Stated goal: Repeat each entry as written, dropping any picture you find.

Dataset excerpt
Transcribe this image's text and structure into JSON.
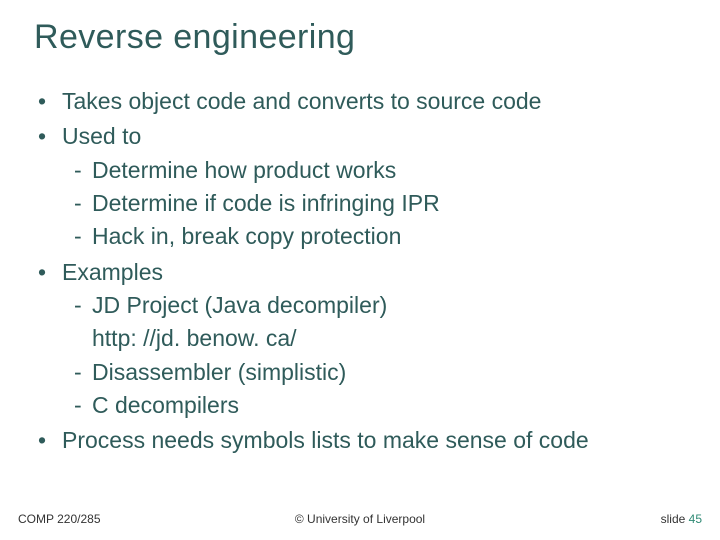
{
  "title": "Reverse engineering",
  "bullets": {
    "b1": "Takes object code and converts to source code",
    "b2": "Used to",
    "b2_sub": {
      "s1": "Determine how product works",
      "s2": "Determine if code is infringing IPR",
      "s3": "Hack in, break copy protection"
    },
    "b3": "Examples",
    "b3_sub": {
      "s1": "JD Project (Java decompiler)",
      "s1_extra": "http: //jd. benow. ca/",
      "s2": "Disassembler (simplistic)",
      "s3": "C decompilers"
    },
    "b4": "Process needs symbols lists to make sense of code"
  },
  "footer": {
    "left": "COMP 220/285",
    "center": "© University of Liverpool",
    "right_label": "slide",
    "right_num": "45"
  }
}
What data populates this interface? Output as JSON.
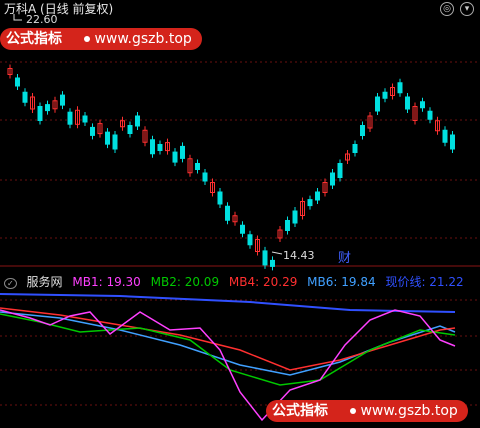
{
  "header": {
    "title": "万科A (日线 前复权)",
    "price_high": "22.60",
    "price_low": "14.43"
  },
  "badges": {
    "top_right_1": "◎",
    "top_right_2": "▾",
    "top_left_ind": "✓",
    "right_ind": "▸"
  },
  "watermark": {
    "label": "公式指标",
    "url": "www.gszb.top"
  },
  "marker": {
    "text": "财"
  },
  "indicator": {
    "name": "服务网",
    "mb1": "MB1: 19.30",
    "mb2": "MB2: 20.09",
    "mb4": "MB4: 20.29",
    "mb6": "MB6: 19.84",
    "line": "现价线: 21.22",
    "colors": {
      "mb1": "#ff40ff",
      "mb2": "#00c800",
      "mb4": "#ff3030",
      "mb6": "#40a0ff",
      "line": "#3050ff"
    }
  }
}
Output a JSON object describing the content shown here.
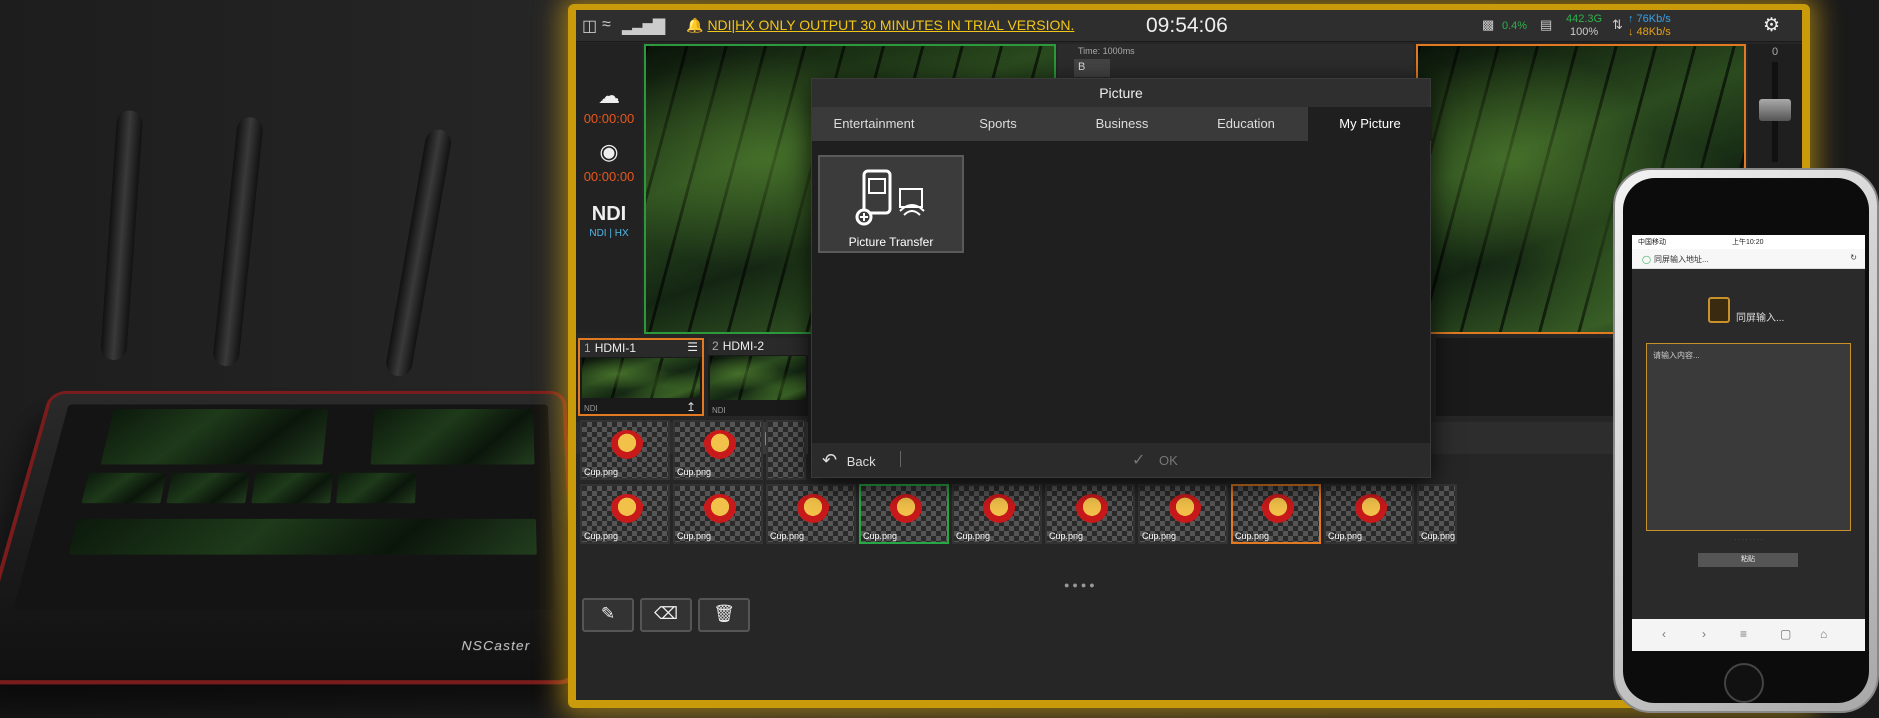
{
  "topbar": {
    "warning": "NDI|HX ONLY OUTPUT 30 MINUTES IN TRIAL VERSION.",
    "clock": "09:54:06",
    "cpu": "0.4%",
    "storage": "442.3G",
    "storage_pct": "100%",
    "upload": "↑ 76Kb/s",
    "download": "↓ 48Kb/s"
  },
  "left_column": {
    "stream_time": "00:00:00",
    "record_time": "00:00:00",
    "ndi_logo": "NDI",
    "ndi_label": "NDI | HX"
  },
  "mid_panel": {
    "time_label": "Time: 1000ms",
    "box_value": "B"
  },
  "right_bar": {
    "level_label": "0"
  },
  "sources": [
    {
      "num": "1",
      "name": "HDMI-1",
      "footer": "NDI"
    },
    {
      "num": "2",
      "name": "HDMI-2",
      "footer": "NDI"
    }
  ],
  "thumbnails": {
    "file_name": "Cup.png",
    "row1_count": 9,
    "row2_count": 9
  },
  "dialog": {
    "title": "Picture",
    "tabs": [
      "Entertainment",
      "Sports",
      "Business",
      "Education",
      "My Picture"
    ],
    "active_tab": "My Picture",
    "tile_label": "Picture Transfer",
    "back_label": "Back",
    "ok_label": "OK"
  },
  "phone": {
    "carrier": "中国移动",
    "time": "上午10:20",
    "url": "同屏输入地址...",
    "app_title": "同屏输入...",
    "placeholder": "请输入内容...",
    "paste_label": "粘贴"
  },
  "device": {
    "brand": "NSCaster"
  },
  "colors": {
    "accent": "#e2a01a",
    "program_border": "#e27a22",
    "preview_border": "#2c9a3c",
    "frame_glow": "#c99a0a",
    "warning_text": "#f2c618"
  }
}
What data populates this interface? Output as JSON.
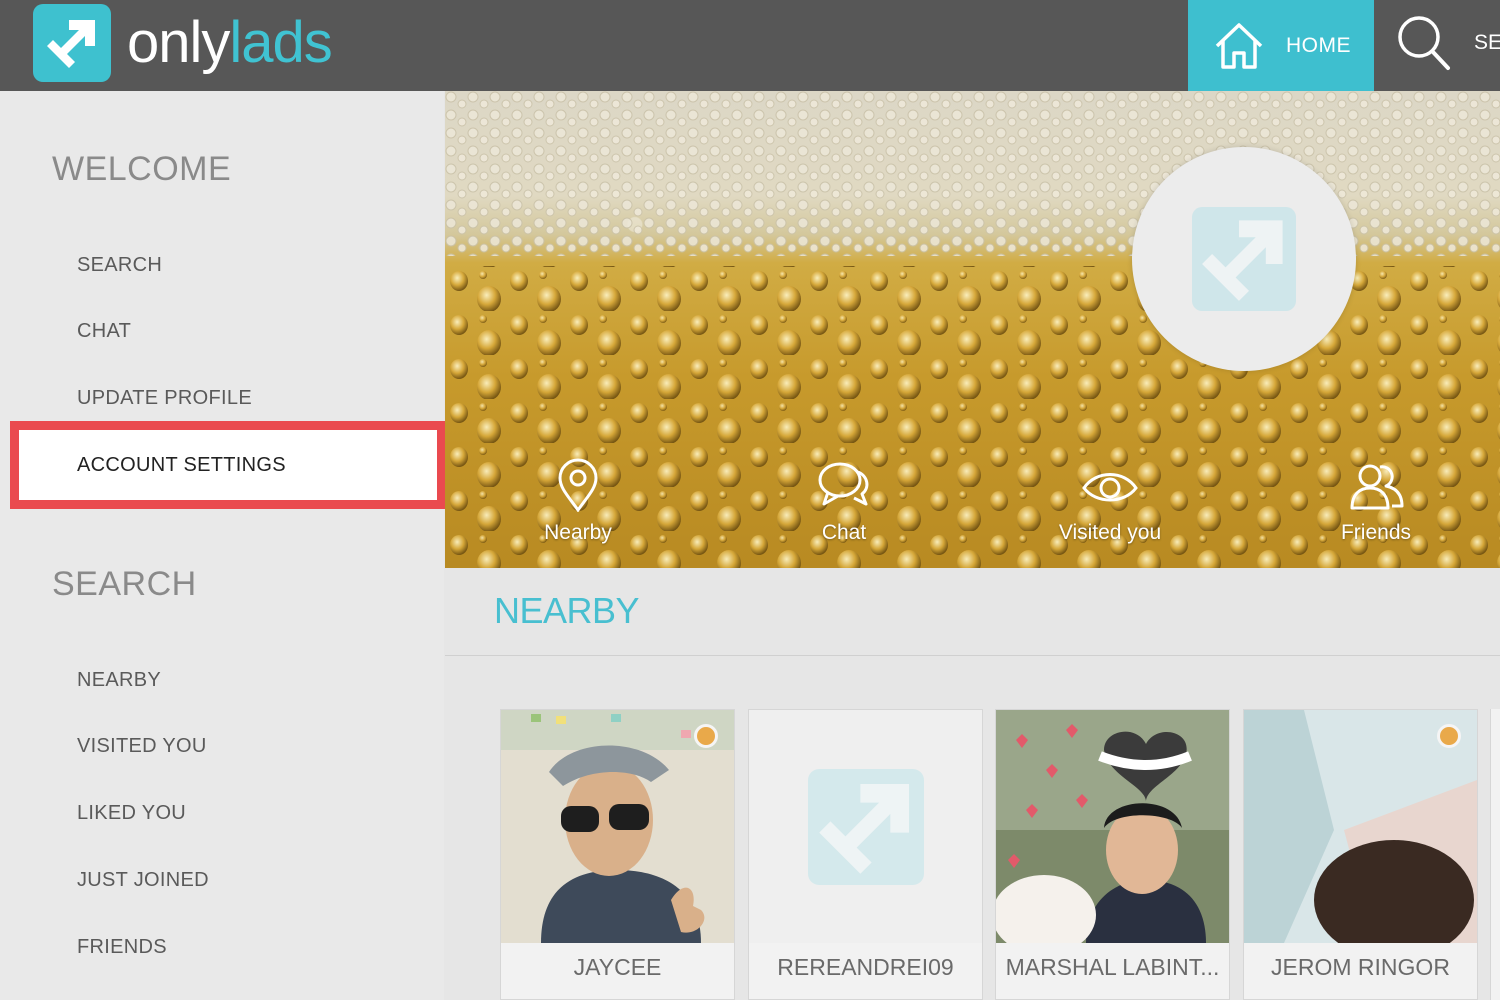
{
  "header": {
    "logo_only": "only",
    "logo_lads": "lads",
    "home_label": "HOME",
    "search_label": "SEA",
    "icons": {
      "logo": "arrow-logo-icon",
      "home": "home-icon",
      "search": "search-icon"
    },
    "colors": {
      "bar": "#575757",
      "accent": "#3ebfcf"
    }
  },
  "sidebar": {
    "welcome_title": "WELCOME",
    "welcome_items": [
      {
        "label": "SEARCH"
      },
      {
        "label": "CHAT"
      },
      {
        "label": "UPDATE PROFILE"
      },
      {
        "label": "ACCOUNT SETTINGS",
        "highlighted": true
      }
    ],
    "search_title": "SEARCH",
    "search_items": [
      {
        "label": "NEARBY"
      },
      {
        "label": "VISITED YOU"
      },
      {
        "label": "LIKED YOU"
      },
      {
        "label": "JUST JOINED"
      },
      {
        "label": "FRIENDS"
      }
    ],
    "highlight_color": "#ea4a4f"
  },
  "hero": {
    "links": [
      {
        "label": "Nearby",
        "icon": "location-pin-icon"
      },
      {
        "label": "Chat",
        "icon": "chat-bubbles-icon"
      },
      {
        "label": "Visited you",
        "icon": "eye-icon"
      },
      {
        "label": "Friends",
        "icon": "friends-icon"
      }
    ]
  },
  "main": {
    "section_title": "NEARBY",
    "cards": [
      {
        "name": "JAYCEE",
        "online": true
      },
      {
        "name": "REREANDREI09",
        "online": false
      },
      {
        "name": "MARSHAL LABINT...",
        "online": false
      },
      {
        "name": "JEROM RINGOR",
        "online": true
      }
    ],
    "online_color": "#e9a94a"
  }
}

The result:
Transcribe this image's text and structure into JSON.
{
  "title": "Reverse engineering",
  "bullets": {
    "b1": "Takes object code and converts to source code",
    "b2": "Used to",
    "b2_sub": {
      "s1": "Determine how product works",
      "s2": "Determine if code is infringing IPR",
      "s3": "Hack in, break copy protection"
    },
    "b3": "Examples",
    "b3_sub": {
      "s1": "JD Project (Java decompiler)",
      "s1_extra": "http: //jd. benow. ca/",
      "s2": "Disassembler (simplistic)",
      "s3": "C decompilers"
    },
    "b4": "Process needs symbols lists to make sense of code"
  },
  "footer": {
    "left": "COMP 220/285",
    "center": "© University of Liverpool",
    "right_label": "slide",
    "right_num": "45"
  }
}
What data populates this interface? Output as JSON.
{
  "header": {
    "title": "万科A (日线 前复权)",
    "price_high": "22.60",
    "price_low": "14.43"
  },
  "badges": {
    "top_right_1": "◎",
    "top_right_2": "▾",
    "top_left_ind": "✓",
    "right_ind": "▸"
  },
  "watermark": {
    "label": "公式指标",
    "url": "www.gszb.top"
  },
  "marker": {
    "text": "财"
  },
  "indicator": {
    "name": "服务网",
    "mb1": "MB1: 19.30",
    "mb2": "MB2: 20.09",
    "mb4": "MB4: 20.29",
    "mb6": "MB6: 19.84",
    "line": "现价线: 21.22",
    "colors": {
      "mb1": "#ff40ff",
      "mb2": "#00c800",
      "mb4": "#ff3030",
      "mb6": "#40a0ff",
      "line": "#3050ff"
    }
  }
}
Output a JSON object describing the content shown here.
{
  "topbar": {
    "warning": "NDI|HX ONLY OUTPUT 30 MINUTES IN TRIAL VERSION.",
    "clock": "09:54:06",
    "cpu": "0.4%",
    "storage": "442.3G",
    "storage_pct": "100%",
    "upload": "↑ 76Kb/s",
    "download": "↓ 48Kb/s"
  },
  "left_column": {
    "stream_time": "00:00:00",
    "record_time": "00:00:00",
    "ndi_logo": "NDI",
    "ndi_label": "NDI | HX"
  },
  "mid_panel": {
    "time_label": "Time: 1000ms",
    "box_value": "B"
  },
  "right_bar": {
    "level_label": "0"
  },
  "sources": [
    {
      "num": "1",
      "name": "HDMI-1",
      "footer": "NDI"
    },
    {
      "num": "2",
      "name": "HDMI-2",
      "footer": "NDI"
    }
  ],
  "thumbnails": {
    "file_name": "Cup.png",
    "row1_count": 9,
    "row2_count": 9
  },
  "dialog": {
    "title": "Picture",
    "tabs": [
      "Entertainment",
      "Sports",
      "Business",
      "Education",
      "My Picture"
    ],
    "active_tab": "My Picture",
    "tile_label": "Picture Transfer",
    "back_label": "Back",
    "ok_label": "OK"
  },
  "phone": {
    "carrier": "中国移动",
    "time": "上午10:20",
    "url": "同屏输入地址...",
    "app_title": "同屏输入...",
    "placeholder": "请输入内容...",
    "paste_label": "粘贴"
  },
  "device": {
    "brand": "NSCaster"
  },
  "colors": {
    "accent": "#e2a01a",
    "program_border": "#e27a22",
    "preview_border": "#2c9a3c",
    "frame_glow": "#c99a0a",
    "warning_text": "#f2c618"
  }
}
What data populates this interface? Output as JSON.
{
  "header": {
    "logo_only": "only",
    "logo_lads": "lads",
    "home_label": "HOME",
    "search_label": "SEA",
    "icons": {
      "logo": "arrow-logo-icon",
      "home": "home-icon",
      "search": "search-icon"
    },
    "colors": {
      "bar": "#575757",
      "accent": "#3ebfcf"
    }
  },
  "sidebar": {
    "welcome_title": "WELCOME",
    "welcome_items": [
      {
        "label": "SEARCH"
      },
      {
        "label": "CHAT"
      },
      {
        "label": "UPDATE PROFILE"
      },
      {
        "label": "ACCOUNT SETTINGS",
        "highlighted": true
      }
    ],
    "search_title": "SEARCH",
    "search_items": [
      {
        "label": "NEARBY"
      },
      {
        "label": "VISITED YOU"
      },
      {
        "label": "LIKED YOU"
      },
      {
        "label": "JUST JOINED"
      },
      {
        "label": "FRIENDS"
      }
    ],
    "highlight_color": "#ea4a4f"
  },
  "hero": {
    "links": [
      {
        "label": "Nearby",
        "icon": "location-pin-icon"
      },
      {
        "label": "Chat",
        "icon": "chat-bubbles-icon"
      },
      {
        "label": "Visited you",
        "icon": "eye-icon"
      },
      {
        "label": "Friends",
        "icon": "friends-icon"
      }
    ]
  },
  "main": {
    "section_title": "NEARBY",
    "cards": [
      {
        "name": "JAYCEE",
        "online": true
      },
      {
        "name": "REREANDREI09",
        "online": false
      },
      {
        "name": "MARSHAL LABINT...",
        "online": false
      },
      {
        "name": "JEROM RINGOR",
        "online": true
      }
    ],
    "online_color": "#e9a94a"
  }
}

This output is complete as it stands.